## Given information
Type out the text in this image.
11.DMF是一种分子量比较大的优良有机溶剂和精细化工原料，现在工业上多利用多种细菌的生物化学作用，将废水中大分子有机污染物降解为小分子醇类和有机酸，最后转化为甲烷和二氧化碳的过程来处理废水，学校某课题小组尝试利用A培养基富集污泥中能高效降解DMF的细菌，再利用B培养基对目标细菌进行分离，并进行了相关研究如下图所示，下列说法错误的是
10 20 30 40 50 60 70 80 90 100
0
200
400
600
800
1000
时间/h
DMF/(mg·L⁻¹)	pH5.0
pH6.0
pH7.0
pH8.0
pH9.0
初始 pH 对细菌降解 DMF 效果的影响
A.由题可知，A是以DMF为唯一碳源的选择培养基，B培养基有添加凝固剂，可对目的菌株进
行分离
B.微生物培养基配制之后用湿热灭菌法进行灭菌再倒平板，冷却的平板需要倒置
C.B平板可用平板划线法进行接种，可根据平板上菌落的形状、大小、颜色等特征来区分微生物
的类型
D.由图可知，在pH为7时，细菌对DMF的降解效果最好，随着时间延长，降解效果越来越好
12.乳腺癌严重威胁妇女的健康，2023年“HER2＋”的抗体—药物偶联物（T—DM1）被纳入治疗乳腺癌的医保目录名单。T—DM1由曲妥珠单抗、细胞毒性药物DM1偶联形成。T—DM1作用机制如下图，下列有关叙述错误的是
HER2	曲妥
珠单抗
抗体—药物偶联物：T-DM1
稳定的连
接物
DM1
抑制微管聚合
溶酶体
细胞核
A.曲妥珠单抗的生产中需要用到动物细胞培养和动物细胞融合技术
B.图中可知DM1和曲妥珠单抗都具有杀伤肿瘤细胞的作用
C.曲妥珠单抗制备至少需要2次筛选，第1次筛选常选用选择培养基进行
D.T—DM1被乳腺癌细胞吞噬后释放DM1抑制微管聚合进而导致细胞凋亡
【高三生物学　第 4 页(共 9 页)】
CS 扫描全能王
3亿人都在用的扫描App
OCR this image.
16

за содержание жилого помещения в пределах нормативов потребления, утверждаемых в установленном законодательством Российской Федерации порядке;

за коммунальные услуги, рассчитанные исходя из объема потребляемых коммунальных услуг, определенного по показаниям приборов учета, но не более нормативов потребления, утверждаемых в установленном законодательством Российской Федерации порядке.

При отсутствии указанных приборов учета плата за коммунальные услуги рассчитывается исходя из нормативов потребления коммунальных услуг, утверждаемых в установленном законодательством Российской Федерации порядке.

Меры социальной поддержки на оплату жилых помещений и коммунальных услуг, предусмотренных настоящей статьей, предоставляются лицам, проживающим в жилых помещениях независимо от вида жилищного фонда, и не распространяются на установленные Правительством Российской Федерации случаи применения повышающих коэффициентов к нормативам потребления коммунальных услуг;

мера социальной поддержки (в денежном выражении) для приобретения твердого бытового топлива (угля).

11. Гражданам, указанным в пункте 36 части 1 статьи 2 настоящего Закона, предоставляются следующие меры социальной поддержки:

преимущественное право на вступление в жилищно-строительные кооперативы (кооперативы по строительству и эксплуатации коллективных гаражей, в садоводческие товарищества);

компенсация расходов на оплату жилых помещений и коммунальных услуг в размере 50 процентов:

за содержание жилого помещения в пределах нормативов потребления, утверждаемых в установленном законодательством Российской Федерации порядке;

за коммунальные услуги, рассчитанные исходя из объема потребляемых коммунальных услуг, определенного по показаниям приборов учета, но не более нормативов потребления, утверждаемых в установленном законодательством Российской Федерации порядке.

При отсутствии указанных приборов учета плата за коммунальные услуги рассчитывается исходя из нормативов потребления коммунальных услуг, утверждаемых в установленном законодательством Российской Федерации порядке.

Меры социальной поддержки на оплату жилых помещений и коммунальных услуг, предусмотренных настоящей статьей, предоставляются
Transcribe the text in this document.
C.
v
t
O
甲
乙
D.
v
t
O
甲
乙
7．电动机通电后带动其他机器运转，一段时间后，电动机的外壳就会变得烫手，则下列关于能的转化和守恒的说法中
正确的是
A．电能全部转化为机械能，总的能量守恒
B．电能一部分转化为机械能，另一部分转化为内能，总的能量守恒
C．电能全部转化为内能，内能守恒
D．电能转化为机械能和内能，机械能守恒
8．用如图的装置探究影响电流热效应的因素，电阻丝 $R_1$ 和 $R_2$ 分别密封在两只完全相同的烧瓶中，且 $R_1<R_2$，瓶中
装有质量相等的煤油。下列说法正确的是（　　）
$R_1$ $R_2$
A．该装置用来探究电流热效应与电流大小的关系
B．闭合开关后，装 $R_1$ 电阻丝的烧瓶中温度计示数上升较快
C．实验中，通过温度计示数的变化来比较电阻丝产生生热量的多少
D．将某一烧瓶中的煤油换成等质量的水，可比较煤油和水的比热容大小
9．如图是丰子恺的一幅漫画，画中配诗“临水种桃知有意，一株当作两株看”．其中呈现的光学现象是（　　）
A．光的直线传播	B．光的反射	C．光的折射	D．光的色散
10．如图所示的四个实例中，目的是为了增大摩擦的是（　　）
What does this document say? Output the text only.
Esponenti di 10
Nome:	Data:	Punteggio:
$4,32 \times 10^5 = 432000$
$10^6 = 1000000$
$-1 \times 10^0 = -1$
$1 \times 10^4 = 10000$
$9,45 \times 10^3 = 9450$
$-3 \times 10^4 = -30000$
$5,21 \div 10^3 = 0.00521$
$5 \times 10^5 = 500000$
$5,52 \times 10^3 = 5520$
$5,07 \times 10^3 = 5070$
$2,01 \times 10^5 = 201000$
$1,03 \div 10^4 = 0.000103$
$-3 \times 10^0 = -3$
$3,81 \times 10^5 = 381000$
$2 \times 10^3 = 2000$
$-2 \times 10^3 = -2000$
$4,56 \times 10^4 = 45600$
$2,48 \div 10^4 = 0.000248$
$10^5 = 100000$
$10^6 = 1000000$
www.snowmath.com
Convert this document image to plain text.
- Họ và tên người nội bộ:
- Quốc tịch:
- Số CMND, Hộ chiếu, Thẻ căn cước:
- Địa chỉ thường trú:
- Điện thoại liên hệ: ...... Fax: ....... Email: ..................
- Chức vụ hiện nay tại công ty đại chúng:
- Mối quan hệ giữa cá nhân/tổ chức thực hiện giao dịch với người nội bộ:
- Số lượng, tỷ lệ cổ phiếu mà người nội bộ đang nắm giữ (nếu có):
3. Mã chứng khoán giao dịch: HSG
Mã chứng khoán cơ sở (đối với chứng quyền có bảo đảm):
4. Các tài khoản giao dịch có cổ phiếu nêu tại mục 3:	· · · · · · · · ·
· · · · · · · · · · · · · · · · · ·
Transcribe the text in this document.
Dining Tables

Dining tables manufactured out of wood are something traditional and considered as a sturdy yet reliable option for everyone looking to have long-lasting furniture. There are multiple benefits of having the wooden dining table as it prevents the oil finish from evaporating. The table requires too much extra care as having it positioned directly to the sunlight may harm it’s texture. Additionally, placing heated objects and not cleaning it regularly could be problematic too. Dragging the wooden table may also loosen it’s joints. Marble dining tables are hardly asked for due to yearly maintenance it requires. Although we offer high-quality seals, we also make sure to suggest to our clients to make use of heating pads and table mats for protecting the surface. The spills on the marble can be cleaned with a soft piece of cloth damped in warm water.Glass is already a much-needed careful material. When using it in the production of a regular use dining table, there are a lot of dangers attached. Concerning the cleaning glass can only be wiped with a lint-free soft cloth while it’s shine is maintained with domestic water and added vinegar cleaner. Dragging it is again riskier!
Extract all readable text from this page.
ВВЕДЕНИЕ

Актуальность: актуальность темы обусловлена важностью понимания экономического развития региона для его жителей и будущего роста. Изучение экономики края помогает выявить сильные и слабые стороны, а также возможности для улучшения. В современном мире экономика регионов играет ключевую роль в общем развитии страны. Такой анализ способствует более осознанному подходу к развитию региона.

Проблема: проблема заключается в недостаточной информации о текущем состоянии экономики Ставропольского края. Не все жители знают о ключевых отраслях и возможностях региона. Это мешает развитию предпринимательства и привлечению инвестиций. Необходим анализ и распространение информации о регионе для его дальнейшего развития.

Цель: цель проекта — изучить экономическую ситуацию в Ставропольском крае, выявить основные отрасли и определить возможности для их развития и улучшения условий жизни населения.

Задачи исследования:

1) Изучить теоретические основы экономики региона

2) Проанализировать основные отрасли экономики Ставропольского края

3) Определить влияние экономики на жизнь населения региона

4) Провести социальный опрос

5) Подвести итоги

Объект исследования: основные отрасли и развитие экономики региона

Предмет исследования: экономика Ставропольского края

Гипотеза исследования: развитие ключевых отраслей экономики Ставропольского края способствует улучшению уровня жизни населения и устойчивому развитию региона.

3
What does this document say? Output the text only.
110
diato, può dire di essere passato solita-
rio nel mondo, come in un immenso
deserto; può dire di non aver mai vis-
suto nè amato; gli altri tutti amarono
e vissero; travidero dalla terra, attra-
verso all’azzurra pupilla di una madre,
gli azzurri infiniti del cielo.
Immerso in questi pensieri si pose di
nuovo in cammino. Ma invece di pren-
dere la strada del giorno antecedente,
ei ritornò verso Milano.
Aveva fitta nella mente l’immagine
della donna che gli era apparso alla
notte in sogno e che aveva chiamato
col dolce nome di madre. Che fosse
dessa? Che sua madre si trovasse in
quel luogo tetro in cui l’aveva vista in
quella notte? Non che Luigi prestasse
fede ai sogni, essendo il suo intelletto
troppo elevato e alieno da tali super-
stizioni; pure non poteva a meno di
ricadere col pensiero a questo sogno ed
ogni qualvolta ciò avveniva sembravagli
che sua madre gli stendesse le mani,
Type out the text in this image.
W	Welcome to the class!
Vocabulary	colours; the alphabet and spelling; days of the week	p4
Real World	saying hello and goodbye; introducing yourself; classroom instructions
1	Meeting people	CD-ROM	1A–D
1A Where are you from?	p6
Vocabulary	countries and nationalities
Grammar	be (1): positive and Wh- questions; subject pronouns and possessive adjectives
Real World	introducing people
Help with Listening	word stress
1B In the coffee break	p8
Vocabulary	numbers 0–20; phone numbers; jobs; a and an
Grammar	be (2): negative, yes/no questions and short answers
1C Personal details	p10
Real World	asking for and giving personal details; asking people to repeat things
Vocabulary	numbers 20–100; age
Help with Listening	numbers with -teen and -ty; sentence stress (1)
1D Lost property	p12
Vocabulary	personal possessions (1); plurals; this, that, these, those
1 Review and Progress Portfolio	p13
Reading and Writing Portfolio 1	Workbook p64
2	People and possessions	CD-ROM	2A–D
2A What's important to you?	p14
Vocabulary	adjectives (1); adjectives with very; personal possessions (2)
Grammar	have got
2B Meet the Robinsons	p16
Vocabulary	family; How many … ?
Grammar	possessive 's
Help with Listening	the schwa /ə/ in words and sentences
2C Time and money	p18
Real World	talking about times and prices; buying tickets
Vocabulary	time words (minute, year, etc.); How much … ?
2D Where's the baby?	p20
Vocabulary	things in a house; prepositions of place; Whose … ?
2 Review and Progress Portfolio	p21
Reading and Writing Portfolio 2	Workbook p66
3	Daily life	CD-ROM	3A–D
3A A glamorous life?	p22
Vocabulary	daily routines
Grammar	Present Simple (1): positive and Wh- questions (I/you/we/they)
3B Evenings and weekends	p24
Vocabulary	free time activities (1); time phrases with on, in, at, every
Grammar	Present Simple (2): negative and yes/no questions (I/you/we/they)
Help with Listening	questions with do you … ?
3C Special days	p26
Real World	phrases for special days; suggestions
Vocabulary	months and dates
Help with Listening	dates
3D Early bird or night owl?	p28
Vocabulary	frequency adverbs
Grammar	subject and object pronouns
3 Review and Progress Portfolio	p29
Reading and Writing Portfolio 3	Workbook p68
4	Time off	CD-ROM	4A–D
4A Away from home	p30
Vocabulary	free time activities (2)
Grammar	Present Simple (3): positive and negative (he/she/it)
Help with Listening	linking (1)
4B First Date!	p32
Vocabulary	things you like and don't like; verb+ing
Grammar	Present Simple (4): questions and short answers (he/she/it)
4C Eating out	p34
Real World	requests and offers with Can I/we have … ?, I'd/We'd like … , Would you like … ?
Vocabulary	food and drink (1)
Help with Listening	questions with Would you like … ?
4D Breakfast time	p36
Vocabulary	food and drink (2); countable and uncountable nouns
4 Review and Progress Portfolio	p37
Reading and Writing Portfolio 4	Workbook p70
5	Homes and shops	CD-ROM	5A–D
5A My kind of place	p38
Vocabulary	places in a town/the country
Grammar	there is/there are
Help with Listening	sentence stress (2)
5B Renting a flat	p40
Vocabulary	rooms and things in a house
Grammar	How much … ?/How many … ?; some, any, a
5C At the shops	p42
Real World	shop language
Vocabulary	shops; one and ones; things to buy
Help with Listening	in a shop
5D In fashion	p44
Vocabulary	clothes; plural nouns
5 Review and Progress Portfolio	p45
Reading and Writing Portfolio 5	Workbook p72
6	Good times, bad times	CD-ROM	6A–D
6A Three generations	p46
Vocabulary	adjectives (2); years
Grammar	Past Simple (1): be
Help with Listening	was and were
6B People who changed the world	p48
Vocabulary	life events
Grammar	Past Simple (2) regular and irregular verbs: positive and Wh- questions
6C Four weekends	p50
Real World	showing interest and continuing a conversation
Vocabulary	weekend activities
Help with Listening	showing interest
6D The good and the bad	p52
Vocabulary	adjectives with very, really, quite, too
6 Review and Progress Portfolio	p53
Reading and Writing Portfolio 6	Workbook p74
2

## Exercise prompt
In the listing above, locate each line with "many" and copy it.

## Exercise result
Vocabulary	family; How many … ?
Grammar	How much … ?/How many … ?; some, any, a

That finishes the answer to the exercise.